[Objective] What lines of the data hold the string "Institution"? Pull each one out.
——
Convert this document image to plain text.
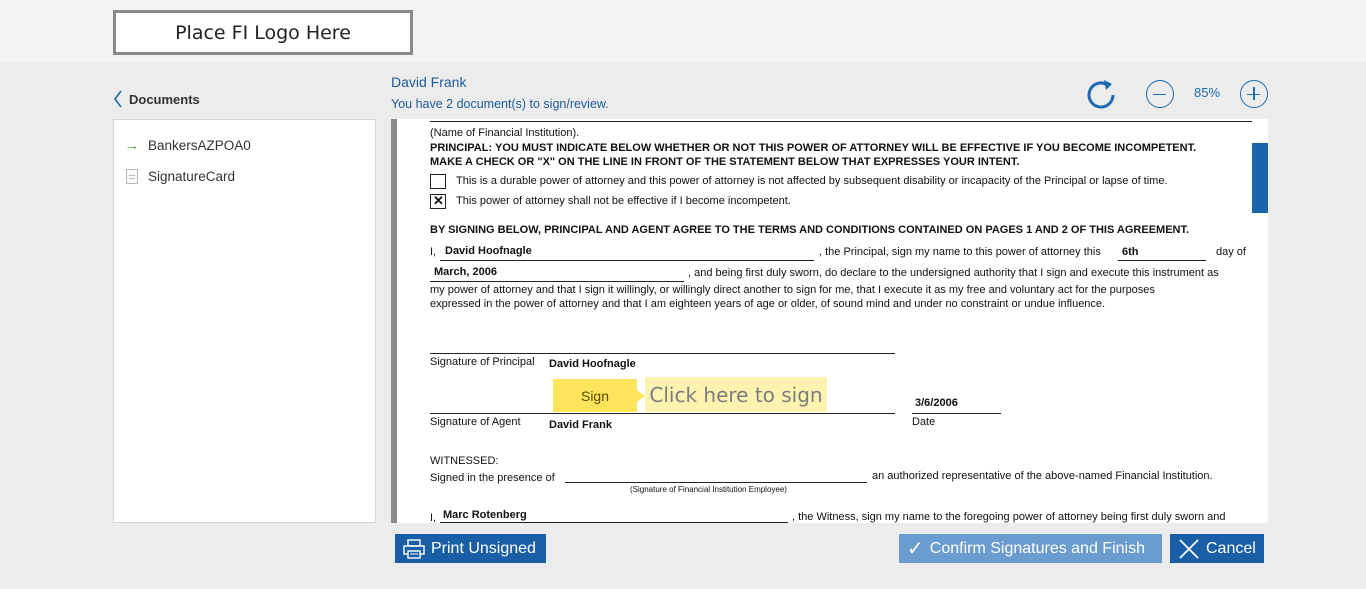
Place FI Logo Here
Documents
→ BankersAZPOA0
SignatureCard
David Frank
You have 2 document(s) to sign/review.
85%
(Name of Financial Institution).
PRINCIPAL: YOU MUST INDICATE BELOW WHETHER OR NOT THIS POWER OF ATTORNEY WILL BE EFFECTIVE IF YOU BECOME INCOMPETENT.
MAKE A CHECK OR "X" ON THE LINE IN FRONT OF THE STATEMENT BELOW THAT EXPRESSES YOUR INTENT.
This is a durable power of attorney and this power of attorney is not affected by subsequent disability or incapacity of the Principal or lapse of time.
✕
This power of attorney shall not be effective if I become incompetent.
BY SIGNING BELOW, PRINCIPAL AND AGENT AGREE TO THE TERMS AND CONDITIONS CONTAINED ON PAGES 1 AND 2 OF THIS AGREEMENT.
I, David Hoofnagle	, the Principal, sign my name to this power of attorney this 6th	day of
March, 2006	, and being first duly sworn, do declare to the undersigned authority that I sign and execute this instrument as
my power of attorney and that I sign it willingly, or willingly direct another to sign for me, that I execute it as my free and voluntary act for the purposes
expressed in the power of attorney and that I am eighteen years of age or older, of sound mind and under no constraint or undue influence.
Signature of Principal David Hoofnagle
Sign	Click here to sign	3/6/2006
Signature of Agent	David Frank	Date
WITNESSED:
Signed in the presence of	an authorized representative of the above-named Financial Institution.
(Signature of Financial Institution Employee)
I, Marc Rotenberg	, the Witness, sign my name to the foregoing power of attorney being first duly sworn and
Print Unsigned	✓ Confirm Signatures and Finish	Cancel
——
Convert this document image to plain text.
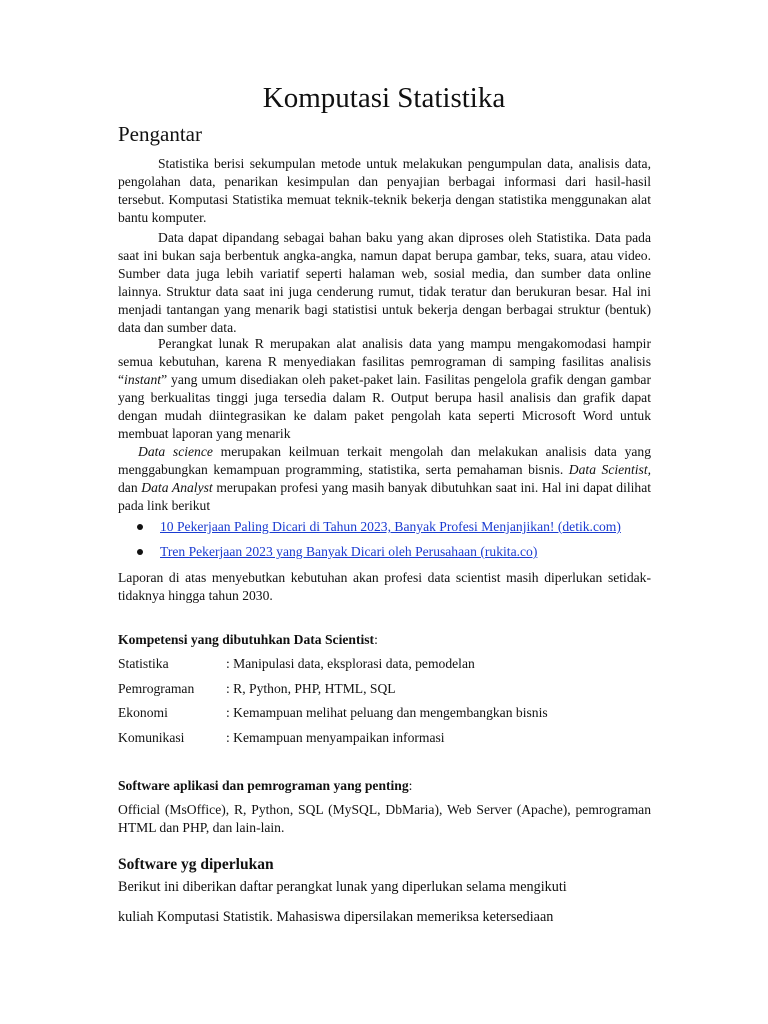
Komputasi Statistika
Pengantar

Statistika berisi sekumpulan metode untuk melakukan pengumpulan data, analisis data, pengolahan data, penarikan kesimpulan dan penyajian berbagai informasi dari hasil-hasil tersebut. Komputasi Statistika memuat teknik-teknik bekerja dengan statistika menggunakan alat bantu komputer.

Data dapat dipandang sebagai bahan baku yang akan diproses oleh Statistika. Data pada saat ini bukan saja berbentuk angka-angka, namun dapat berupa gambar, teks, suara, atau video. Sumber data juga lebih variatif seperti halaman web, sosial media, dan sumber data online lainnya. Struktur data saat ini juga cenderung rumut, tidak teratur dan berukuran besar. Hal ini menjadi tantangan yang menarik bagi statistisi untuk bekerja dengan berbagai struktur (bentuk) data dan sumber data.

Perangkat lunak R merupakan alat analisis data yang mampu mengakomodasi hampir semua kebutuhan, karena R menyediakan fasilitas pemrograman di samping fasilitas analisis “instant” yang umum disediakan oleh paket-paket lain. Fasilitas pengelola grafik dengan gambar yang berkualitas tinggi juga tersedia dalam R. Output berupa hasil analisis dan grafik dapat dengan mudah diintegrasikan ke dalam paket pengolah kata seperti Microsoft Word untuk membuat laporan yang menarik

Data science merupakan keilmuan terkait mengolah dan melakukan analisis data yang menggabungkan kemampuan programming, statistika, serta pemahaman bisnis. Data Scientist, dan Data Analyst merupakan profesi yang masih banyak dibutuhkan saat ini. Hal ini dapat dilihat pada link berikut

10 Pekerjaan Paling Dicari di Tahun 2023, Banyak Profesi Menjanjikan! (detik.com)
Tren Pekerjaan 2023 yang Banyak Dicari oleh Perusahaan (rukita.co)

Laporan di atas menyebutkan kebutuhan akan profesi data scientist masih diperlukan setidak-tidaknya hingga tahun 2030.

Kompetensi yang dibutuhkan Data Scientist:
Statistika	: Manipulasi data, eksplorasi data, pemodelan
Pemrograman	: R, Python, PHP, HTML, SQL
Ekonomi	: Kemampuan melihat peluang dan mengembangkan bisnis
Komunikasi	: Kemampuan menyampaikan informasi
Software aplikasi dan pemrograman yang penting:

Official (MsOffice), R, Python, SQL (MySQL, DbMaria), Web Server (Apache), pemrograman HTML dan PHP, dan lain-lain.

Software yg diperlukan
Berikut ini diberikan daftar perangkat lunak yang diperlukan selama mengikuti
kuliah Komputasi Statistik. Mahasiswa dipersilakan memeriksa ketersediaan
——
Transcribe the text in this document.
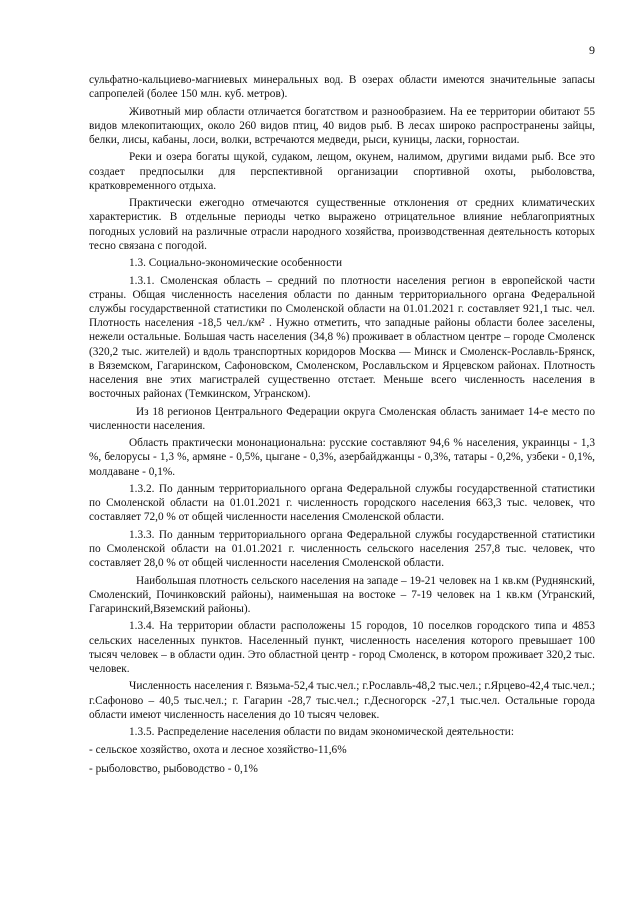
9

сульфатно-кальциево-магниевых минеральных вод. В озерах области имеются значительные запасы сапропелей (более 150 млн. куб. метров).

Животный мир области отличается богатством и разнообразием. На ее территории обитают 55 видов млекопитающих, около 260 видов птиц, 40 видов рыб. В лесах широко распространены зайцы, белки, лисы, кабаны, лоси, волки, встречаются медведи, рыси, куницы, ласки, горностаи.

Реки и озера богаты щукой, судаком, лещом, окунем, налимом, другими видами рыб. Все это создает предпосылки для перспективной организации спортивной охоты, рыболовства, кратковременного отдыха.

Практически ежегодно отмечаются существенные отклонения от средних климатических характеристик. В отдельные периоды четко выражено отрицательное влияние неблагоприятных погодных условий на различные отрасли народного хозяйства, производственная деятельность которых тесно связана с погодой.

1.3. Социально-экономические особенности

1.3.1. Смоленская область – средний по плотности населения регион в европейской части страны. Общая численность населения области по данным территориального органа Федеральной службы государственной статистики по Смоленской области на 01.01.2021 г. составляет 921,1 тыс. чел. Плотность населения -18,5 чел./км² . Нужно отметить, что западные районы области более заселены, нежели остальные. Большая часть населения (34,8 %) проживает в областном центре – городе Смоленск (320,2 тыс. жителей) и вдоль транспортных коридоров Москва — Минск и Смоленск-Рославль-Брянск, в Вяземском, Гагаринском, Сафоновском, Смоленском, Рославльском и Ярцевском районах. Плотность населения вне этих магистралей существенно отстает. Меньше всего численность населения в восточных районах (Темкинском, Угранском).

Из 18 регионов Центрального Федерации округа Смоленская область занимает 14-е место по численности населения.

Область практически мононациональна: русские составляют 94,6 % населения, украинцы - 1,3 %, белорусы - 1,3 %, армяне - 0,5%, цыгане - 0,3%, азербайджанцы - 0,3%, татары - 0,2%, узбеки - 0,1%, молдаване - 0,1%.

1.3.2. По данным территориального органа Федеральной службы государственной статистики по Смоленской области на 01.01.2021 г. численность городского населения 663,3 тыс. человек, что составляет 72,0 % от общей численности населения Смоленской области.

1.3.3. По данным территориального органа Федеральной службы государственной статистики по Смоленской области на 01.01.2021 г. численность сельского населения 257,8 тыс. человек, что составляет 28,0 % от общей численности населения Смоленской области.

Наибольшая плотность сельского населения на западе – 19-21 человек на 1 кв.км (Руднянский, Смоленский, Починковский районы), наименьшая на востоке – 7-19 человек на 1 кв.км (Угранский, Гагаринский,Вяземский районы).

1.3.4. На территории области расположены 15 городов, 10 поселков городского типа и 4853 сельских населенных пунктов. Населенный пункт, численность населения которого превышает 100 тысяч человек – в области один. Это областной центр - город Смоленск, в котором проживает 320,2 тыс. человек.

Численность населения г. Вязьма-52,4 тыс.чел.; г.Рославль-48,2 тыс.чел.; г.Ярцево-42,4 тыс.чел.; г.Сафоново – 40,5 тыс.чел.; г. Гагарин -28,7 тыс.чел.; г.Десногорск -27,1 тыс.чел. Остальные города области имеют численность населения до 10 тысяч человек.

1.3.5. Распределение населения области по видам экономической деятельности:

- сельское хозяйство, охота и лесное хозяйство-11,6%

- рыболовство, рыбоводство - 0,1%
——
[Exercise answer]
(Name of Financial Institution).
Signed in the presence of	an authorized representative of the above-named Financial Institution.
(Signature of Financial Institution Employee)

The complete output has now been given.